▶ Source records

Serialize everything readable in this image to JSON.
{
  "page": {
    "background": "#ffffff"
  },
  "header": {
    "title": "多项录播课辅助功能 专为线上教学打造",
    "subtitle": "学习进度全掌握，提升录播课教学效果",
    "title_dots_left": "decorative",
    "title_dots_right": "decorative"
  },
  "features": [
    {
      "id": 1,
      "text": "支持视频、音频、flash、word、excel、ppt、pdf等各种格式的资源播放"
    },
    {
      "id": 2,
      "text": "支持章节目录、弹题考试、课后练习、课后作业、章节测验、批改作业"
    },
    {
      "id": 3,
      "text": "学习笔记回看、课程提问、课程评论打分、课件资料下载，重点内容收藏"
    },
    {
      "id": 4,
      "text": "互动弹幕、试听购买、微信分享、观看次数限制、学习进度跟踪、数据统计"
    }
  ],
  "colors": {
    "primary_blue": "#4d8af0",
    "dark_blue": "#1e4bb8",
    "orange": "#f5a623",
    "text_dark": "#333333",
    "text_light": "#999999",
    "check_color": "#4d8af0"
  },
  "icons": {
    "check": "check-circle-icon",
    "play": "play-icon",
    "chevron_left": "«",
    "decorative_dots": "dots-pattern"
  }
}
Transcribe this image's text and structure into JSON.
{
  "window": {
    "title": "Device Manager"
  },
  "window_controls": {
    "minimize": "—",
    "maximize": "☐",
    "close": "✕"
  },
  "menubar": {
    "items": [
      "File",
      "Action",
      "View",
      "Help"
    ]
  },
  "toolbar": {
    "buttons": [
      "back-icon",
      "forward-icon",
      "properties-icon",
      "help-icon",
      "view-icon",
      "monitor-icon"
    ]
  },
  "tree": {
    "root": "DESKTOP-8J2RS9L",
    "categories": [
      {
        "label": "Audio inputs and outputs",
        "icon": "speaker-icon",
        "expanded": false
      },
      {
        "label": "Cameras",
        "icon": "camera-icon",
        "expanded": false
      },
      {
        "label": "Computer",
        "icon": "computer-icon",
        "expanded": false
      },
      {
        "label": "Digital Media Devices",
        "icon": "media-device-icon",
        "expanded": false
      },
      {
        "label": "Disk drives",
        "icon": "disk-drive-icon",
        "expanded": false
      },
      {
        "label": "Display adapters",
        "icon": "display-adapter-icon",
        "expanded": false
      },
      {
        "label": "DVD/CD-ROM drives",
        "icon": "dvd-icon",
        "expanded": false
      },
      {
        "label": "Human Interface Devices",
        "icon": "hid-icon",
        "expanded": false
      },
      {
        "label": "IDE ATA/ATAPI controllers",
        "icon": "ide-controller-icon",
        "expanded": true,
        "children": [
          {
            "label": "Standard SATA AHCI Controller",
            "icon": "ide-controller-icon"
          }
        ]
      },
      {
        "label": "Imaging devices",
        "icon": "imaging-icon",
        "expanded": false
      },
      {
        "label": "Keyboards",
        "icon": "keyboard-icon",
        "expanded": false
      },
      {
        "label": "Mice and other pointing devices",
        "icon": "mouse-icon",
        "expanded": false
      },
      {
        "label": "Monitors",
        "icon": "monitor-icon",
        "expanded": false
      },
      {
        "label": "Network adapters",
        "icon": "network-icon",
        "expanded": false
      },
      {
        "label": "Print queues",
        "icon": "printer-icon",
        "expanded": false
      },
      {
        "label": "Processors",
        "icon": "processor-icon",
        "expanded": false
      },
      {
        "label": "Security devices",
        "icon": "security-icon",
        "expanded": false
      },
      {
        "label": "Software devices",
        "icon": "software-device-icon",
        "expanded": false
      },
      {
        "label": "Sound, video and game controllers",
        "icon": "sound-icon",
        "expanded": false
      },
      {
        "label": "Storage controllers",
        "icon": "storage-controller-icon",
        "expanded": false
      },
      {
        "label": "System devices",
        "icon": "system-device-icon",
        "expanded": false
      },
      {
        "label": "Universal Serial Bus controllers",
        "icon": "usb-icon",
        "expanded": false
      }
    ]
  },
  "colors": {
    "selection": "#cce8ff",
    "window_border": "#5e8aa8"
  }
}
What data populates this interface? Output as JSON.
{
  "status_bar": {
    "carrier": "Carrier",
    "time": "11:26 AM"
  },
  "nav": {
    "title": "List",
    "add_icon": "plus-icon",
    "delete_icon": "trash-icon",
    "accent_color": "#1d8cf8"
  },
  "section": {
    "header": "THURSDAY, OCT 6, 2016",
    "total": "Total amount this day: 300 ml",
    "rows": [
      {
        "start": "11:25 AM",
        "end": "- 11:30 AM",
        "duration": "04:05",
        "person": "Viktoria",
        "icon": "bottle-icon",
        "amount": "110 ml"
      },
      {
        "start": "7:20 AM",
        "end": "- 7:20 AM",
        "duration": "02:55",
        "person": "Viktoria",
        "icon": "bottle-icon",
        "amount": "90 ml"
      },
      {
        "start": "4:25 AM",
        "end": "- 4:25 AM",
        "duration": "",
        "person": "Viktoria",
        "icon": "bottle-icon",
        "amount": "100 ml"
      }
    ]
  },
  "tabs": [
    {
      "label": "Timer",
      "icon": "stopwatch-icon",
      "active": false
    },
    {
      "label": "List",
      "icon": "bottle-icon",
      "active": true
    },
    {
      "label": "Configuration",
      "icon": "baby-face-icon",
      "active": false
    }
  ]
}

▶ Your task
Starting from the line containing "What data populates", repeat each line through the end of the entries, exactly.

▶ Exercise output
What data populates this interface? Output as JSON.
{
  "status_bar": {
    "carrier": "Carrier",
    "time": "11:26 AM"
  },
  "nav": {
    "title": "List",
    "add_icon": "plus-icon",
    "delete_icon": "trash-icon",
    "accent_color": "#1d8cf8"
  },
  "section": {
    "header": "THURSDAY, OCT 6, 2016",
    "total": "Total amount this day: 300 ml",
    "rows": [
      {
        "start": "11:25 AM",
        "end": "- 11:30 AM",
        "duration": "04:05",
        "person": "Viktoria",
        "icon": "bottle-icon",
        "amount": "110 ml"
      },
      {
        "start": "7:20 AM",
        "end": "- 7:20 AM",
        "duration": "02:55",
        "person": "Viktoria",
        "icon": "bottle-icon",
        "amount": "90 ml"
      },
      {
        "start": "4:25 AM",
        "end": "- 4:25 AM",
        "duration": "",
        "person": "Viktoria",
        "icon": "bottle-icon",
        "amount": "100 ml"
      }
    ]
  },
  "tabs": [
    {
      "label": "Timer",
      "icon": "stopwatch-icon",
      "active": false
    },
    {
      "label": "List",
      "icon": "bottle-icon",
      "active": true
    },
    {
      "label": "Configuration",
      "icon": "baby-face-icon",
      "active": false
    }
  ]
}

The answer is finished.